[start of DATA SUPPLIED]

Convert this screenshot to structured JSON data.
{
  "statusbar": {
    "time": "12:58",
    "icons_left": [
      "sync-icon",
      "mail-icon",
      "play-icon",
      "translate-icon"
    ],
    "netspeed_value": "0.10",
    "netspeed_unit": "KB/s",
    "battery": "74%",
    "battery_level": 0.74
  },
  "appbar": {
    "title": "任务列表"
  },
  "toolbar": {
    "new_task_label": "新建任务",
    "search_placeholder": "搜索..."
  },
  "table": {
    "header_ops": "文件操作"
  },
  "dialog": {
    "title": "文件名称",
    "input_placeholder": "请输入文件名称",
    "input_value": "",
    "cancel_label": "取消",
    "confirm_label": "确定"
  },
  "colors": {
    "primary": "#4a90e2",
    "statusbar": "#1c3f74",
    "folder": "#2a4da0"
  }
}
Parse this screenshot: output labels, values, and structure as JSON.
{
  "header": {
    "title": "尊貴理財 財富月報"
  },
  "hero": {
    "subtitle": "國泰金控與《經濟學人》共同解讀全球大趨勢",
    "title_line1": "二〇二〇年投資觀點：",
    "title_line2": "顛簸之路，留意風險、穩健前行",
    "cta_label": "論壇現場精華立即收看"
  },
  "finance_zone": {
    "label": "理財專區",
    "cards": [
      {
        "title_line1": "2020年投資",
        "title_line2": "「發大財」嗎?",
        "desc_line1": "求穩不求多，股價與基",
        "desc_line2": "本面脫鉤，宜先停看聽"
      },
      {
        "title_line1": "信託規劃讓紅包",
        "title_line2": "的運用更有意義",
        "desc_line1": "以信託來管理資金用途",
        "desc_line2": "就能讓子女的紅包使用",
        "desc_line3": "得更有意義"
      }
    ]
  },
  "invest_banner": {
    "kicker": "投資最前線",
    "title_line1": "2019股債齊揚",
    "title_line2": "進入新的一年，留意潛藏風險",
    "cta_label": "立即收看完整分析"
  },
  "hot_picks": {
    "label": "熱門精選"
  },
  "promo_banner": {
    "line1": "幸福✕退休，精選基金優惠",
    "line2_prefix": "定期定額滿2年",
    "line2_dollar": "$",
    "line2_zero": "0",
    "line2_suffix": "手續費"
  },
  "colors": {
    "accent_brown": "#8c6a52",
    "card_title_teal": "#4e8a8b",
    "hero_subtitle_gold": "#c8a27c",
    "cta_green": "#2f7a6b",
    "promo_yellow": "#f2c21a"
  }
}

[end of DATA SUPPLIED]

--- TASK INSTRUCTIONS ---
Take the entries and copy them out exactly.

--- SOLUTION TO THE PROBLEM ---
Convert this screenshot to structured JSON data.
{
  "statusbar": {
    "time": "12:58",
    "icons_left": [
      "sync-icon",
      "mail-icon",
      "play-icon",
      "translate-icon"
    ],
    "netspeed_value": "0.10",
    "netspeed_unit": "KB/s",
    "battery": "74%",
    "battery_level": 0.74
  },
  "appbar": {
    "title": "任务列表"
  },
  "toolbar": {
    "new_task_label": "新建任务",
    "search_placeholder": "搜索..."
  },
  "table": {
    "header_ops": "文件操作"
  },
  "dialog": {
    "title": "文件名称",
    "input_placeholder": "请输入文件名称",
    "input_value": "",
    "cancel_label": "取消",
    "confirm_label": "确定"
  },
  "colors": {
    "primary": "#4a90e2",
    "statusbar": "#1c3f74",
    "folder": "#2a4da0"
  }
}
Parse this screenshot: output labels, values, and structure as JSON.
{
  "header": {
    "title": "尊貴理財 財富月報"
  },
  "hero": {
    "subtitle": "國泰金控與《經濟學人》共同解讀全球大趨勢",
    "title_line1": "二〇二〇年投資觀點：",
    "title_line2": "顛簸之路，留意風險、穩健前行",
    "cta_label": "論壇現場精華立即收看"
  },
  "finance_zone": {
    "label": "理財專區",
    "cards": [
      {
        "title_line1": "2020年投資",
        "title_line2": "「發大財」嗎?",
        "desc_line1": "求穩不求多，股價與基",
        "desc_line2": "本面脫鉤，宜先停看聽"
      },
      {
        "title_line1": "信託規劃讓紅包",
        "title_line2": "的運用更有意義",
        "desc_line1": "以信託來管理資金用途",
        "desc_line2": "就能讓子女的紅包使用",
        "desc_line3": "得更有意義"
      }
    ]
  },
  "invest_banner": {
    "kicker": "投資最前線",
    "title_line1": "2019股債齊揚",
    "title_line2": "進入新的一年，留意潛藏風險",
    "cta_label": "立即收看完整分析"
  },
  "hot_picks": {
    "label": "熱門精選"
  },
  "promo_banner": {
    "line1": "幸福✕退休，精選基金優惠",
    "line2_prefix": "定期定額滿2年",
    "line2_dollar": "$",
    "line2_zero": "0",
    "line2_suffix": "手續費"
  },
  "colors": {
    "accent_brown": "#8c6a52",
    "card_title_teal": "#4e8a8b",
    "hero_subtitle_gold": "#c8a27c",
    "cta_green": "#2f7a6b",
    "promo_yellow": "#f2c21a"
  }
}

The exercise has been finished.